=== Task objective ===
All of the data that follows should be retyped exactly, please, except the pictures.

[Stored items]

☆ ☆ ☆

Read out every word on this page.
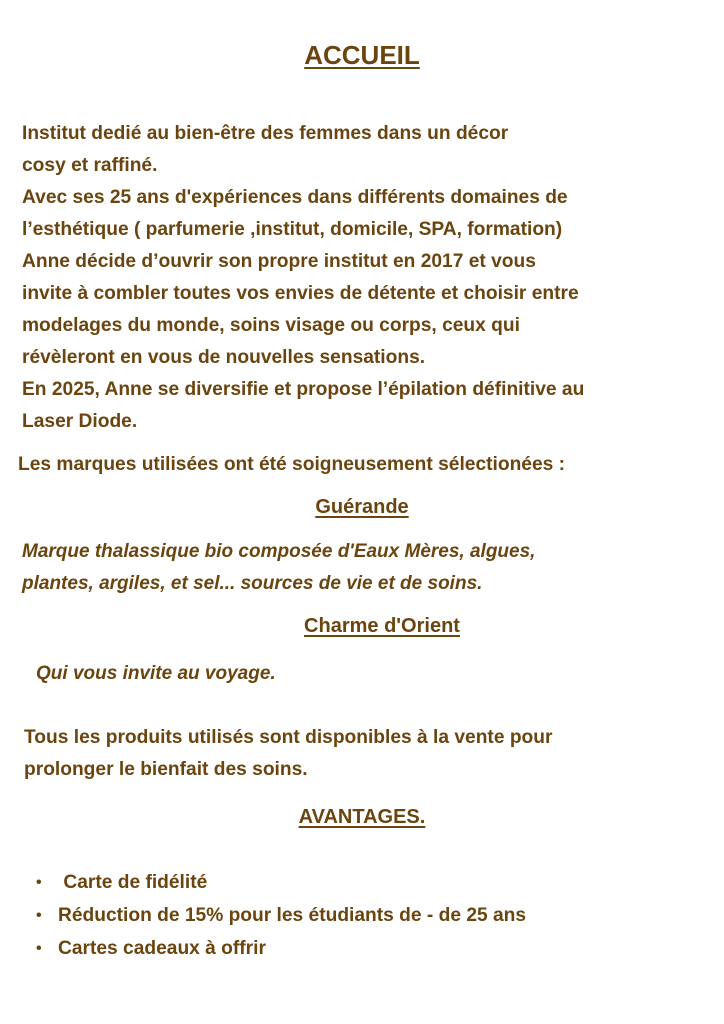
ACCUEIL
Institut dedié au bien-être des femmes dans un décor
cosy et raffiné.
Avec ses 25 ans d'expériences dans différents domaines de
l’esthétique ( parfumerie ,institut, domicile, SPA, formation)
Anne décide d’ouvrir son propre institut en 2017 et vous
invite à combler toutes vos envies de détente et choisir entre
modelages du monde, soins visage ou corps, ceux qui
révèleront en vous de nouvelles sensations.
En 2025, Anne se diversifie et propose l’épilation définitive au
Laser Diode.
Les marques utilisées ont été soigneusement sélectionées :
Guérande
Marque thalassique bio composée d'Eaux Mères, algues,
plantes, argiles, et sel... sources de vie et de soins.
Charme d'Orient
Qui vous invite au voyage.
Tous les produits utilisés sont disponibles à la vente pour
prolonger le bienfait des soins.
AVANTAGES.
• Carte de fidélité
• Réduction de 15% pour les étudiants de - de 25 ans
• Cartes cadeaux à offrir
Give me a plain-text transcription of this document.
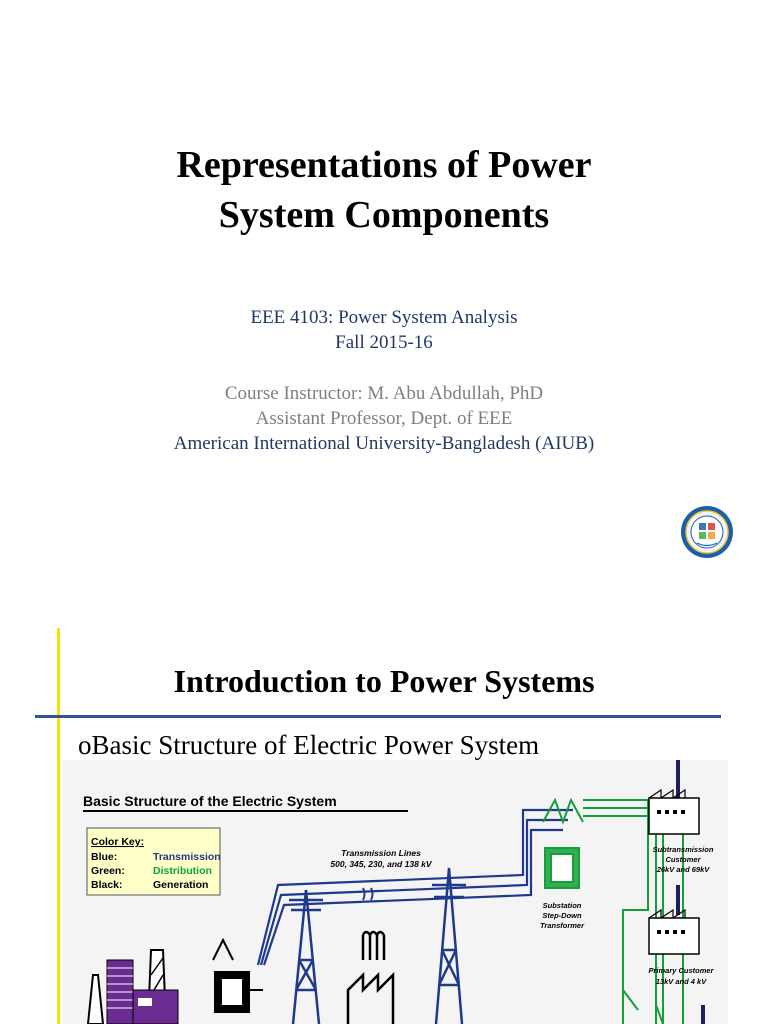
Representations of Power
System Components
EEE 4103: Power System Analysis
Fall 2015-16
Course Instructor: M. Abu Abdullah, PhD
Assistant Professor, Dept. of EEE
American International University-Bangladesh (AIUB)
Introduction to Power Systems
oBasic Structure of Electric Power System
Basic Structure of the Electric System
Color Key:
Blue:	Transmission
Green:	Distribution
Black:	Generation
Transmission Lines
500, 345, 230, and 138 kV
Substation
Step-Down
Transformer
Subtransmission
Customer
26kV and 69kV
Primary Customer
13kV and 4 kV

☆ ☆ ☆

=== Result for this task ===
Read out every word on this page.
ACCUEIL
Institut dedié au bien-être des femmes dans un décor
cosy et raffiné.
Avec ses 25 ans d'expériences dans différents domaines de
l’esthétique ( parfumerie ,institut, domicile, SPA, formation)
Anne décide d’ouvrir son propre institut en 2017 et vous
invite à combler toutes vos envies de détente et choisir entre
modelages du monde, soins visage ou corps, ceux qui
révèleront en vous de nouvelles sensations.
En 2025, Anne se diversifie et propose l’épilation définitive au
Laser Diode.
Les marques utilisées ont été soigneusement sélectionées :
Guérande
Marque thalassique bio composée d'Eaux Mères, algues,
plantes, argiles, et sel... sources de vie et de soins.
Charme d'Orient
Qui vous invite au voyage.
Tous les produits utilisés sont disponibles à la vente pour
prolonger le bienfait des soins.
AVANTAGES.
• Carte de fidélité
• Réduction de 15% pour les étudiants de - de 25 ans
• Cartes cadeaux à offrir
Give me a plain-text transcription of this document.
Representations of Power
System Components
EEE 4103: Power System Analysis
Fall 2015-16
Course Instructor: M. Abu Abdullah, PhD
Assistant Professor, Dept. of EEE
American International University-Bangladesh (AIUB)
Introduction to Power Systems
oBasic Structure of Electric Power System
Basic Structure of the Electric System
Color Key:
Blue:	Transmission
Green:	Distribution
Black:	Generation
Transmission Lines
500, 345, 230, and 138 kV
Substation
Step-Down
Transformer
Subtransmission
Customer
26kV and 69kV
Primary Customer
13kV and 4 kV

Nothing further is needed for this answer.